::: Information shown :::

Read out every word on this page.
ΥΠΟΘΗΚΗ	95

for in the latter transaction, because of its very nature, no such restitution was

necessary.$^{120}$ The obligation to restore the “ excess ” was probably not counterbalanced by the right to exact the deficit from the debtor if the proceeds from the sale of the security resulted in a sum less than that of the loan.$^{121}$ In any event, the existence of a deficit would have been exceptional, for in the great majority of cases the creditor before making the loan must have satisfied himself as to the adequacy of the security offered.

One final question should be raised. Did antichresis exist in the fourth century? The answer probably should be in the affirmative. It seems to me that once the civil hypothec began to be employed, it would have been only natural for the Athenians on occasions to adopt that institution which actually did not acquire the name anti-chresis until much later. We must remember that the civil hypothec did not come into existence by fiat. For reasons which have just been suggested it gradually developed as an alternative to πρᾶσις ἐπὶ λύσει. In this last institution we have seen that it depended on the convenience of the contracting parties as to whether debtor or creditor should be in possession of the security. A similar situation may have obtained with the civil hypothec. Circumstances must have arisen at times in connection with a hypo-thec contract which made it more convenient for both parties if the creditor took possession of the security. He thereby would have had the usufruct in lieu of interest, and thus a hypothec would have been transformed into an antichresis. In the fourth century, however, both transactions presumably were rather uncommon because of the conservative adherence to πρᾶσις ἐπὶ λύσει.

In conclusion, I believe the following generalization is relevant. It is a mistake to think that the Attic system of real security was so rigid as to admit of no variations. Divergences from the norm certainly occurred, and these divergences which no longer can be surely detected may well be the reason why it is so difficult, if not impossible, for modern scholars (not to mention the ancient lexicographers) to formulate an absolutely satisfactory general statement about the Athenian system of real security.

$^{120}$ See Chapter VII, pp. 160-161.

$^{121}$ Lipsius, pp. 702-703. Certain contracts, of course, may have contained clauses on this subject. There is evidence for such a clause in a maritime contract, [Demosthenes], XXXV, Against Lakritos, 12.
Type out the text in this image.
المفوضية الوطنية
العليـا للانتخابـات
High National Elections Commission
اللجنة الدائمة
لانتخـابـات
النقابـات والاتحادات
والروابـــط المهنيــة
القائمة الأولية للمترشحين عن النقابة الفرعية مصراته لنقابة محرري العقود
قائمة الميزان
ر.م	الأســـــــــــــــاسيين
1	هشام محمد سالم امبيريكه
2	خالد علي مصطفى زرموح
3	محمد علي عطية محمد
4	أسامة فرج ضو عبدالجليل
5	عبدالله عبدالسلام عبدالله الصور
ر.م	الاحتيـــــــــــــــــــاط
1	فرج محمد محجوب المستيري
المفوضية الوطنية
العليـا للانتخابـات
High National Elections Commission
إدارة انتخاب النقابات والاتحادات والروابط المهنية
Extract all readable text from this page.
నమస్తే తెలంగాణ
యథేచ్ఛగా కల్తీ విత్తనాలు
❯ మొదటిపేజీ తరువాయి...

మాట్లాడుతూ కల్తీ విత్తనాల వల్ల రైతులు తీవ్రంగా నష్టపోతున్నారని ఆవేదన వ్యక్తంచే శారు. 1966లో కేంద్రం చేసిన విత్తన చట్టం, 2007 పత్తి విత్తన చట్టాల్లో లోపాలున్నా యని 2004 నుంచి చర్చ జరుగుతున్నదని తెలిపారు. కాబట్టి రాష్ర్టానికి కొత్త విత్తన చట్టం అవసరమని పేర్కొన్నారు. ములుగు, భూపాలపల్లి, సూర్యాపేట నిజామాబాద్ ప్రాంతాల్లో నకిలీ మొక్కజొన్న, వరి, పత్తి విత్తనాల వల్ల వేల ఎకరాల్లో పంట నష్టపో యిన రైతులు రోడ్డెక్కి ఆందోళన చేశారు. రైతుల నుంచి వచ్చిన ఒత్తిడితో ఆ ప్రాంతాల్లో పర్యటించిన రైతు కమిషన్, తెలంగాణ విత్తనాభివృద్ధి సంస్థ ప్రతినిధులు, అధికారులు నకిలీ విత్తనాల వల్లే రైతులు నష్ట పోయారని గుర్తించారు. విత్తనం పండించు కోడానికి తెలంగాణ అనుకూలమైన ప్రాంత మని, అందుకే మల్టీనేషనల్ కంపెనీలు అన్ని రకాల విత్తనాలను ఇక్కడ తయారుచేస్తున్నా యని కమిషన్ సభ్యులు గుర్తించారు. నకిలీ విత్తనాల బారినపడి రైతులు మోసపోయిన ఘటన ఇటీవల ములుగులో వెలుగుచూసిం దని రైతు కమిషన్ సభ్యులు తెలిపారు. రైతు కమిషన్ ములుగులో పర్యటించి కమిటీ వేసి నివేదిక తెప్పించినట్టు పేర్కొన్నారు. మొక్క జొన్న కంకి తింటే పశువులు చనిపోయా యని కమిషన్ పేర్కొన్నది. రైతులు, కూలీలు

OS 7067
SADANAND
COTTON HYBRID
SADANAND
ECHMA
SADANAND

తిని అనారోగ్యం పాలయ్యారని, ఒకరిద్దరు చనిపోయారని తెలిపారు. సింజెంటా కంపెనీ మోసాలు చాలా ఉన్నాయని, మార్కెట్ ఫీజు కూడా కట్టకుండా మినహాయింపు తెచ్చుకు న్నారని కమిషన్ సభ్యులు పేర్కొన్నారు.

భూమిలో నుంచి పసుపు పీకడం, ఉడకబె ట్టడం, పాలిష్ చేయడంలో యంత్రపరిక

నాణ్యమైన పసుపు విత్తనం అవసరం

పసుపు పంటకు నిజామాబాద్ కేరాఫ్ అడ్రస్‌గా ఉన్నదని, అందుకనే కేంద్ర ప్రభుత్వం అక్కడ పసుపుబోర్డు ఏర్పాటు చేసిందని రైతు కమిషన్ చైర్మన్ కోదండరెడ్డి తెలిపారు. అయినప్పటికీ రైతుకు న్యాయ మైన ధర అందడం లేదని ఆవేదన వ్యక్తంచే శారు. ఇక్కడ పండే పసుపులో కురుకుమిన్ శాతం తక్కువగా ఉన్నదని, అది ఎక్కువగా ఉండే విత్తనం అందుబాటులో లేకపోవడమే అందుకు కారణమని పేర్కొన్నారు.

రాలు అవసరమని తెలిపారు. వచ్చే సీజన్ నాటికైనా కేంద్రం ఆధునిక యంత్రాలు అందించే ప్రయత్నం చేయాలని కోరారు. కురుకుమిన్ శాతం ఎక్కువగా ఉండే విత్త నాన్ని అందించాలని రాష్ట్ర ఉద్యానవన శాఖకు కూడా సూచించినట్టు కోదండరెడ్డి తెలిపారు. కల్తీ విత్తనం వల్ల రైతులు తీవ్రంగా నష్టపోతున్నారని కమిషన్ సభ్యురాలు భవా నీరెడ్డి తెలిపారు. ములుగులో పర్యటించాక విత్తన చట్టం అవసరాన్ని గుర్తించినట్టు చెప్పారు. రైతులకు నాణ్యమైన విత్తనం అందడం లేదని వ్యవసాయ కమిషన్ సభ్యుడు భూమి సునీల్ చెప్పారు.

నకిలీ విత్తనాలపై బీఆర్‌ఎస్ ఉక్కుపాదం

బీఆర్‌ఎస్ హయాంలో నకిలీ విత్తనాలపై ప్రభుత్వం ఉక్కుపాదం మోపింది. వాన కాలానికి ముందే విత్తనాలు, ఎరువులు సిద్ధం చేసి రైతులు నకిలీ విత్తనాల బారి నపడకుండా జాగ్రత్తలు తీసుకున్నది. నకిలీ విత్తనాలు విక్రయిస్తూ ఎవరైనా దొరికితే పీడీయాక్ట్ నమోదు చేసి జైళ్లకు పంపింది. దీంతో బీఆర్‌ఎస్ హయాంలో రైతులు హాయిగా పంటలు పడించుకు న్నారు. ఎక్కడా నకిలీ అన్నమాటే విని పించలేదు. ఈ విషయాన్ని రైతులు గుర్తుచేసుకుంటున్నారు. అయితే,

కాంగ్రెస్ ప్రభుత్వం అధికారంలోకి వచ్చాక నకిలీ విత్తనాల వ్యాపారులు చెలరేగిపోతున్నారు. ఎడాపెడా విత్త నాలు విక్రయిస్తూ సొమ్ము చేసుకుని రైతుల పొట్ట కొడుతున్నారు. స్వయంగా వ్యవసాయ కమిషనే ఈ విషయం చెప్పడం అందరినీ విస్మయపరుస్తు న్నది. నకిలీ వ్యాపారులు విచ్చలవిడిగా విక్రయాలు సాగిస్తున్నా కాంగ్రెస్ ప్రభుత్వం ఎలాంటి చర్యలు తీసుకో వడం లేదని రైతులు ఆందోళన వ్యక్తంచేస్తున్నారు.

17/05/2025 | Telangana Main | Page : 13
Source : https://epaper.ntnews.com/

:::

Search the entries for the word "محمد", then gather every line that has it.

1	هشام محمد سالم امبيريكه
3	محمد علي عطية محمد
1	فرج محمد محجوب المستيري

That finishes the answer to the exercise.